→ AIM OF THE TASK
Write out all lines holding the word "Comments".
## BEGIN MATERIAL PROVIDED
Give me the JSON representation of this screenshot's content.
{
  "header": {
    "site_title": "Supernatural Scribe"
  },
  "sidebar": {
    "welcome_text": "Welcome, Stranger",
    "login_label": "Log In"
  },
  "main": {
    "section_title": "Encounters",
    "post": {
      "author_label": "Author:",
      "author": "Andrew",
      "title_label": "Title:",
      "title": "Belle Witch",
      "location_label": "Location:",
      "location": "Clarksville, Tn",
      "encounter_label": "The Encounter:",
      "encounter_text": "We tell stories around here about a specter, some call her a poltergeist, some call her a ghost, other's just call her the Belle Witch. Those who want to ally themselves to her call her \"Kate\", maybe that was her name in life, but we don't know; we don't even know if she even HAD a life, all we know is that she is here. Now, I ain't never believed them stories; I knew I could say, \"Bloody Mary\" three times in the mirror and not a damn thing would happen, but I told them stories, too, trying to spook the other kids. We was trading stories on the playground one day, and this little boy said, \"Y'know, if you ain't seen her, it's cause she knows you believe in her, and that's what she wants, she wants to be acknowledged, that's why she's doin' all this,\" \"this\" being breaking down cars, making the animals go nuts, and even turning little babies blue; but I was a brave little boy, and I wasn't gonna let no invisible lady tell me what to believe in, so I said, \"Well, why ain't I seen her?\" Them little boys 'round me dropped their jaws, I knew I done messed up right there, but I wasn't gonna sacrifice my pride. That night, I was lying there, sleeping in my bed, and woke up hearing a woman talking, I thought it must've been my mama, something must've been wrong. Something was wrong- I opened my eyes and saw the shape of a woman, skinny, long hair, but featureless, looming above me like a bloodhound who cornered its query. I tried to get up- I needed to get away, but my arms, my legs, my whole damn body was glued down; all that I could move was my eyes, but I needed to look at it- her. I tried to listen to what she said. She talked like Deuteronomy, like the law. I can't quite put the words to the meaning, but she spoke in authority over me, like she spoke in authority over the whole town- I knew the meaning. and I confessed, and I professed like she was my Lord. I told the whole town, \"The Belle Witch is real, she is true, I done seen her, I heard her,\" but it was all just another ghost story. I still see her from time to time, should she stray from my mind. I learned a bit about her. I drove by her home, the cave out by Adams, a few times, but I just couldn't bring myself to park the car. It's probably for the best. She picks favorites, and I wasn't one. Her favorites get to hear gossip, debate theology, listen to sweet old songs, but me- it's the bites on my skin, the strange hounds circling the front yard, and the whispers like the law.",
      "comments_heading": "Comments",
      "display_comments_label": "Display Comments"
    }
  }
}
## END MATERIAL PROVIDED
→ EXERCISE ANSWER
      "comments_heading": "Comments",
      "display_comments_label": "Display Comments"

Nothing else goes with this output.